→ **Challenge 1**
In the passage on image codec comparison, which Chrome version did the AVIF team use for its decode speed test?

→ **Text section**
☆ ☆ ☆
Recently, the AVIF team at Google provided a comprehensive comparison of the performance of AVIF, JPEG XL, WebP, and JPEG. Comparing lossy image codecs is not easy, and there are many aspects to take into account. One key point to note in the results they present, is that at the ‘useful’ presets — encoding speeds JPEG XL s6 and AVIF s7, not too slow but still bringing significant gains over previous generation codecs — 9 out of the 13 quality metrics measured favor JPEG XL.
I very much welcome the AVIF team’s efforts to bring more data to the discussion. In this blog post, I want to contribute by providing some additional data, along with suggestions on how to interpret the data that is already made available. For example, on the decoding side, although JPEG XL is currently slightly slower than AVIF, it’s important to look at the quality of experience in addition to the decoding speed. Since JPEG XL images start to decode while downloading and better yet, render progressively, the user gets to see a JPEG XL image much sooner than the AVIF one.
Let’s dive in.
The comparison starts with an in-browser measurement of decode speed. This is indeed an important aspect of image delivery on the web. The test was done on Chrome version 92, while in the meantime, there have been improvements in the JPEG XL implementation. Using the most recent Chrome version, we do obtain the following results:
The above speeds were measured with the most recent developer version of Chrome on a 2019 Macbook Pro (2.6 GHz 6-Core Intel Core i7, 12 MB L3 cache, 32 GB memory) using this test page. JPEG XL images can optionally be encoded with the – -faster-decoding=3 option (indicated with fd3 in the chart), which produces files that decode (somewhat) faster. Also, JPEG XL files created by losslessly recompressing JPEG images decode faster, since they don’t use all the advanced features of JPEG XL. AVIF images can be encoded in 8-bit (SDR) or higher bit depths (for HDR). Overall it looks like the decode speed of JPEG XL and AVIF is roughly the same, with AVIF being slightly faster for 8-bit images.
☆ ☆ ☆
→ **Challenge 2**
In the rows, rewrite the part that opens with the line containing "Output each element" and closes with the line containing "order-by-phone-label: Order by", both lines included. Replace "Ladybird Lane" with "Rosebud Lane" and leave everything else unchanged.

→ **Dataset rows**
☆ ☆ ☆
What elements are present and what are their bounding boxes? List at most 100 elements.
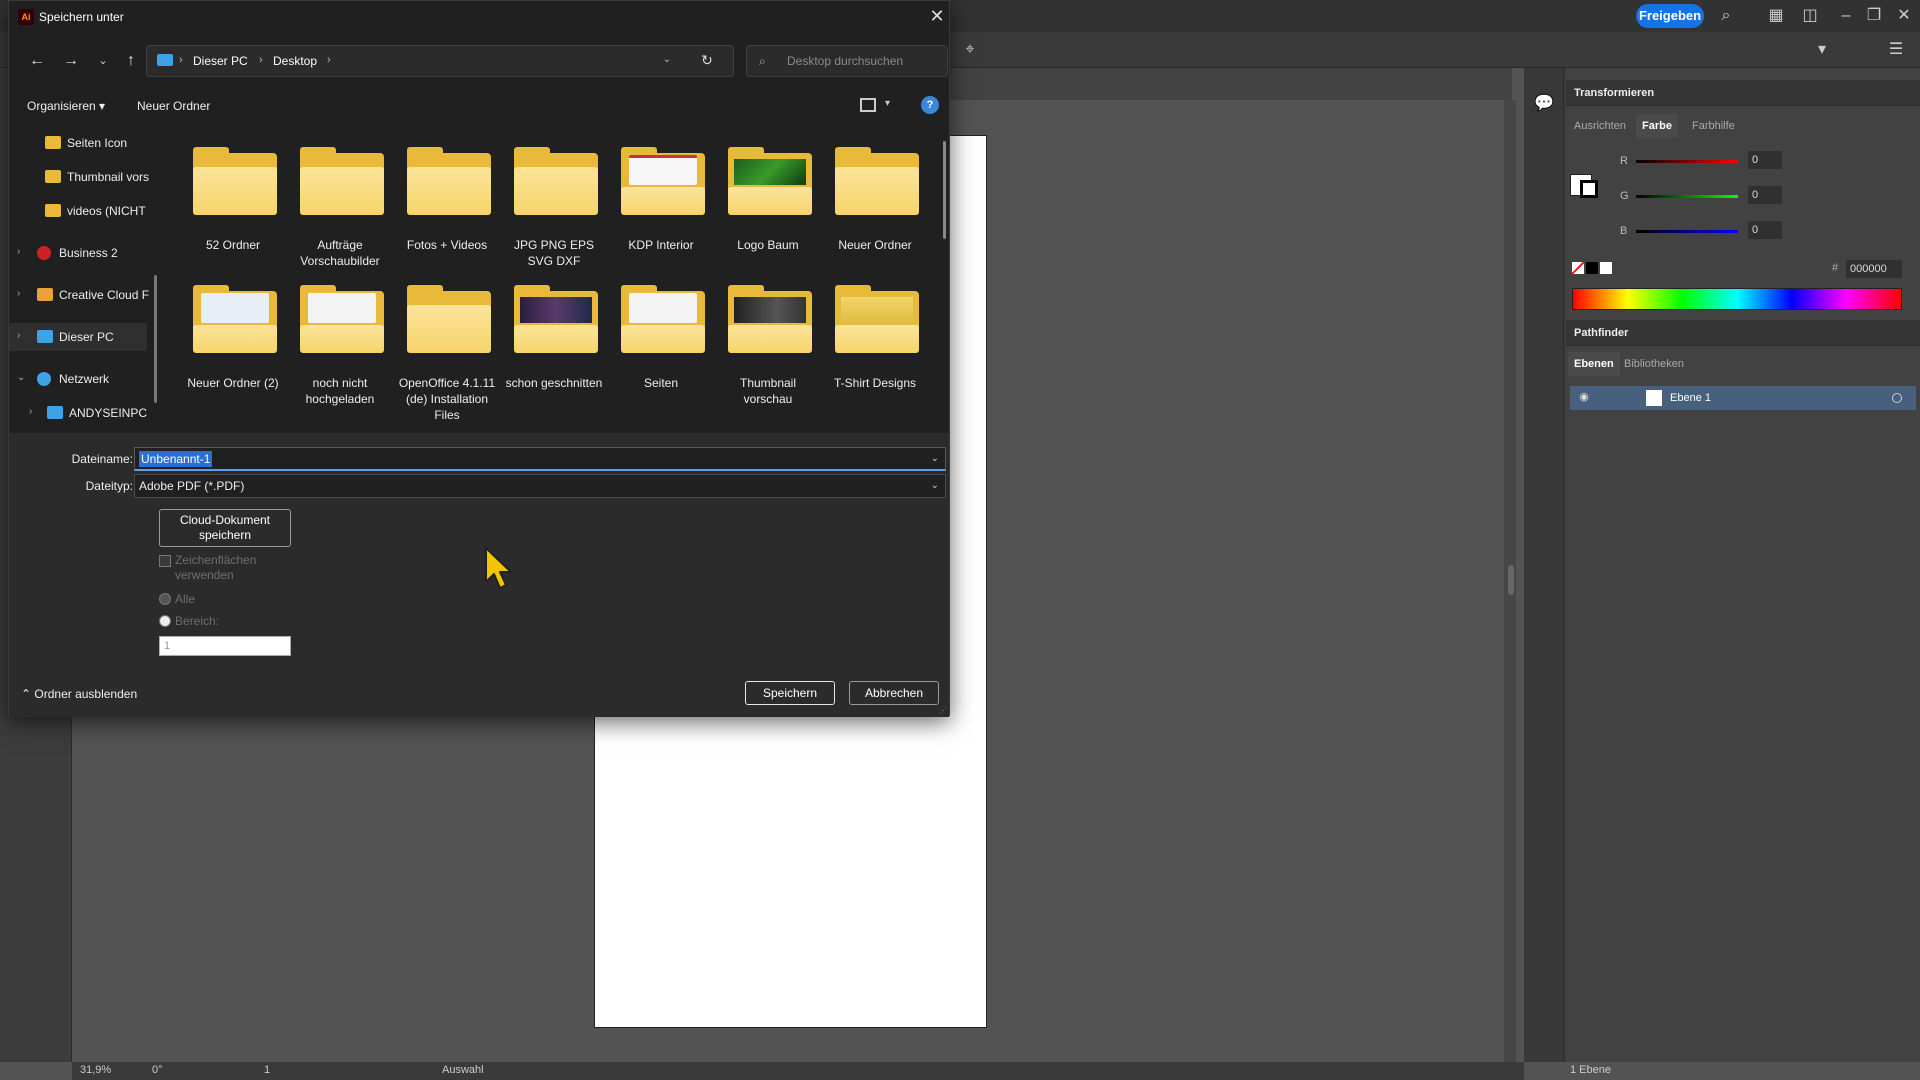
☆ ☆ ☆
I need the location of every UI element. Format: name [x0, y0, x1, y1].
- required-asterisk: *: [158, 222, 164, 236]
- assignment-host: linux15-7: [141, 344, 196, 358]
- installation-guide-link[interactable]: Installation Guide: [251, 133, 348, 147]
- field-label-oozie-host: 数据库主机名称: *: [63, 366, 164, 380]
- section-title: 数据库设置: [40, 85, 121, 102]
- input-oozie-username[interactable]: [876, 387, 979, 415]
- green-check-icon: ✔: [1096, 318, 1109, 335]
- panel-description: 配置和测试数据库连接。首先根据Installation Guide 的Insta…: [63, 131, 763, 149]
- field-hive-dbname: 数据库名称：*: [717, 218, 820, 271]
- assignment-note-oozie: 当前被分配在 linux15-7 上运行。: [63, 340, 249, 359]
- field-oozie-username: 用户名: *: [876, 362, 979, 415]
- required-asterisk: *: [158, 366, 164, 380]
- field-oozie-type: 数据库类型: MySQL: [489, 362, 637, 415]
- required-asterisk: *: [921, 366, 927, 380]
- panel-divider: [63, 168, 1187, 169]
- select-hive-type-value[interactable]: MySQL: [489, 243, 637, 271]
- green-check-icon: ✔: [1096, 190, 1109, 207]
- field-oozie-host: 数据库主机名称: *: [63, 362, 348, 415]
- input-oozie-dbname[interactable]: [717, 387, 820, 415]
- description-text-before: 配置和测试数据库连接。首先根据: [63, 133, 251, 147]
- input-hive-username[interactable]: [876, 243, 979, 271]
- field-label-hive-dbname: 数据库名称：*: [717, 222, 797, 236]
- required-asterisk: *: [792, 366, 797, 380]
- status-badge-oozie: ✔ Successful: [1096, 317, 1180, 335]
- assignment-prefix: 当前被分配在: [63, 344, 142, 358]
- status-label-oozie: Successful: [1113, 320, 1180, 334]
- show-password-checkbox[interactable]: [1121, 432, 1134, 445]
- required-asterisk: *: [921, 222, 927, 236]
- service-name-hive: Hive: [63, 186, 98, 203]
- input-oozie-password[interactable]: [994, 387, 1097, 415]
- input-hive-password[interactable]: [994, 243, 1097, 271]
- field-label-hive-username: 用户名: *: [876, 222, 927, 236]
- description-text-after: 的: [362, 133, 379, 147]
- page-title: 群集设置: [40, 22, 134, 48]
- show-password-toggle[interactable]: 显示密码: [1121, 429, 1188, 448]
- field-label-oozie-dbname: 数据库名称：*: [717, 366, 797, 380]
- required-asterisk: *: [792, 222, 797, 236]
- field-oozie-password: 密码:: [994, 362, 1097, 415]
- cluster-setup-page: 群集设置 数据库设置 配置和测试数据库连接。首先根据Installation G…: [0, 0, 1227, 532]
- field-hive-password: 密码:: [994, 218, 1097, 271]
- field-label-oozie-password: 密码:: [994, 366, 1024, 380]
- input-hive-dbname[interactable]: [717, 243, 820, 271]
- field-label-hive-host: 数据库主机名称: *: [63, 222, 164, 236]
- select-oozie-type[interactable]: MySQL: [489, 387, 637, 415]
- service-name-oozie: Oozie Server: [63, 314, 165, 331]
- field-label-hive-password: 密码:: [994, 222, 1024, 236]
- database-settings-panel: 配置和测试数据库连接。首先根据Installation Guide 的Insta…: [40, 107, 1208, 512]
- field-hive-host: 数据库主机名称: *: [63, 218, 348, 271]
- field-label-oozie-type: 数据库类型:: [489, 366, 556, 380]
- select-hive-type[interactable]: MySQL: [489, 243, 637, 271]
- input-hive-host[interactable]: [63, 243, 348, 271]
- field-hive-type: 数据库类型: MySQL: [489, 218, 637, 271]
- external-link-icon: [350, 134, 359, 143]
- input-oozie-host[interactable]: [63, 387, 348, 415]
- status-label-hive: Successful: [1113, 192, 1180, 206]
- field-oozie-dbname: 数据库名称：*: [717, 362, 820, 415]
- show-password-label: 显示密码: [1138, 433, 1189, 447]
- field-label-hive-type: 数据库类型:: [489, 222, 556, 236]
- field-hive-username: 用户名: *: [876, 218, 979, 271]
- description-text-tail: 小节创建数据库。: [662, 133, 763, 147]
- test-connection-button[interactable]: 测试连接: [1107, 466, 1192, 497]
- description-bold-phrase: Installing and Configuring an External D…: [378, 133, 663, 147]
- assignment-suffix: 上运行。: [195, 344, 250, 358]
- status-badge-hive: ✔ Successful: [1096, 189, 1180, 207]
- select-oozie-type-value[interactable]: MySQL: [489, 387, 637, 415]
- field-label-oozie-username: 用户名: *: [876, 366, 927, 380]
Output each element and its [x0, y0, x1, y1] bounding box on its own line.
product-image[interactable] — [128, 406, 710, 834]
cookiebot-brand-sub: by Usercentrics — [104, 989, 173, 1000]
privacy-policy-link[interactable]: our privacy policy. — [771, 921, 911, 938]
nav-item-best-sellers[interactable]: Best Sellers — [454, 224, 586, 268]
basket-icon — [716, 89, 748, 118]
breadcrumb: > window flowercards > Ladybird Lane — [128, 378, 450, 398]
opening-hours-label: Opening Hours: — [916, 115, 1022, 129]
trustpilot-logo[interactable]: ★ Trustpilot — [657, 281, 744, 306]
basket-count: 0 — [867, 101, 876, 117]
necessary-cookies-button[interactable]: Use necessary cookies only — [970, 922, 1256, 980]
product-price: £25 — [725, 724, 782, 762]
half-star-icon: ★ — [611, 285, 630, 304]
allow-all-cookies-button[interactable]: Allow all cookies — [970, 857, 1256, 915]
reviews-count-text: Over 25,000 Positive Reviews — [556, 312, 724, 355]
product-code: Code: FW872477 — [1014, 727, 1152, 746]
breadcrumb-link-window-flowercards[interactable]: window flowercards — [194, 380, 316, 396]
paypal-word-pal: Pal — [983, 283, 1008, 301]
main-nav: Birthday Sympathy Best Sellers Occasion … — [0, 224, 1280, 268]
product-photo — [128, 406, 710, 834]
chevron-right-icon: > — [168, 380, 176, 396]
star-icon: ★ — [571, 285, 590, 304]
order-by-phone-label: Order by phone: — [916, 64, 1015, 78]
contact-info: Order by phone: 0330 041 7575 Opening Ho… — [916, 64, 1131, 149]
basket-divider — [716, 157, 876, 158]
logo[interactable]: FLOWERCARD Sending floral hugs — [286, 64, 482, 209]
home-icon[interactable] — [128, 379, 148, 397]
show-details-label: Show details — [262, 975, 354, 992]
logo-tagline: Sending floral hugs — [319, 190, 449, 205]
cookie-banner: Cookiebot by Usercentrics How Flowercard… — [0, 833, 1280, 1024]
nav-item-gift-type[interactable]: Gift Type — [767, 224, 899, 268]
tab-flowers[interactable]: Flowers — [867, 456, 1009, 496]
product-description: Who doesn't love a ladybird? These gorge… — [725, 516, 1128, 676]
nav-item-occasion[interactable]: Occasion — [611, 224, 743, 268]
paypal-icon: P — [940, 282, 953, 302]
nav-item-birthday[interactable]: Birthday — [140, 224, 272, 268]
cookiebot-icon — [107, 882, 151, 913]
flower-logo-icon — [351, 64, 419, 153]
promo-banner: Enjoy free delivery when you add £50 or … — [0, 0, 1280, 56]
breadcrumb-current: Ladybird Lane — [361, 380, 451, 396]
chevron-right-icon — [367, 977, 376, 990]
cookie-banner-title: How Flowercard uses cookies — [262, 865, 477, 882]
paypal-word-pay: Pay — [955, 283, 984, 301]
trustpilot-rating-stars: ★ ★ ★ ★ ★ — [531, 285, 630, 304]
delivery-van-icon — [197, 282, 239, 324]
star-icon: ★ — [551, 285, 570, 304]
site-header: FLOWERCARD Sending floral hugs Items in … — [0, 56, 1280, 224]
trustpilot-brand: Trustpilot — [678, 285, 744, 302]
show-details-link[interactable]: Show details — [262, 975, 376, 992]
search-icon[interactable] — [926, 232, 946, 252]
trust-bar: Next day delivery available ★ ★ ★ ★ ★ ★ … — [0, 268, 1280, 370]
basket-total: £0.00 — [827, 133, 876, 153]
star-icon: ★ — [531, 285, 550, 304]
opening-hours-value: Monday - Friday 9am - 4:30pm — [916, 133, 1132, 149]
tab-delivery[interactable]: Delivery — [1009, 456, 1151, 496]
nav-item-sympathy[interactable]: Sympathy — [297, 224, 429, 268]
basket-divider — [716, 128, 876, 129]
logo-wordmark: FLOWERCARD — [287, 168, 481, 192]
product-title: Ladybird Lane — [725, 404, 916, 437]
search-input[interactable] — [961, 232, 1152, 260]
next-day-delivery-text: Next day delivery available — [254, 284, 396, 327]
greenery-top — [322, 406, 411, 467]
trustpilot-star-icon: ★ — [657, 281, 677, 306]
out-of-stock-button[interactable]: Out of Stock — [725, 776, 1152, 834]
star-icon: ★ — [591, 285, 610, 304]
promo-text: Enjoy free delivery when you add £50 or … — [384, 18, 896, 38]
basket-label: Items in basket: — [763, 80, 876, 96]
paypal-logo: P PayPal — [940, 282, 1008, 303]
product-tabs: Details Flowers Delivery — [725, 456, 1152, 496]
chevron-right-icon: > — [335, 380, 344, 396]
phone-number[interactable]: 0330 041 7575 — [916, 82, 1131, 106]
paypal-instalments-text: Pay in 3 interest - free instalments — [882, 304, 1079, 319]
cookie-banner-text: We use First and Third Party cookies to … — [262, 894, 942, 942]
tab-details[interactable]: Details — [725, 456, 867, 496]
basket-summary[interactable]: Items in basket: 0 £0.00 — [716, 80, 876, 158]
☆ ☆ ☆
→ **Correct result 1**
Chrome version 92.

→ **Correct result 2**
Output each element and its [x0, y0, x1, y1] bounding box on its own line.
product-image[interactable] — [128, 406, 710, 834]
cookiebot-brand-sub: by Usercentrics — [104, 989, 173, 1000]
privacy-policy-link[interactable]: our privacy policy. — [771, 921, 911, 938]
nav-item-best-sellers[interactable]: Best Sellers — [454, 224, 586, 268]
basket-icon — [716, 89, 748, 118]
breadcrumb: > window flowercards > Rosebud Lane — [128, 378, 450, 398]
opening-hours-label: Opening Hours: — [916, 115, 1022, 129]
trustpilot-logo[interactable]: ★ Trustpilot — [657, 281, 744, 306]
basket-count: 0 — [867, 101, 876, 117]
necessary-cookies-button[interactable]: Use necessary cookies only — [970, 922, 1256, 980]
product-price: £25 — [725, 724, 782, 762]
half-star-icon: ★ — [611, 285, 630, 304]
allow-all-cookies-button[interactable]: Allow all cookies — [970, 857, 1256, 915]
reviews-count-text: Over 25,000 Positive Reviews — [556, 312, 724, 355]
product-code: Code: FW872477 — [1014, 727, 1152, 746]
breadcrumb-link-window-flowercards[interactable]: window flowercards — [194, 380, 316, 396]
paypal-word-pal: Pal — [983, 283, 1008, 301]
main-nav: Birthday Sympathy Best Sellers Occasion … — [0, 224, 1280, 268]
product-photo — [128, 406, 710, 834]
chevron-right-icon: > — [168, 380, 176, 396]
star-icon: ★ — [571, 285, 590, 304]
order-by-phone-label: Order by phone: — [916, 64, 1015, 78]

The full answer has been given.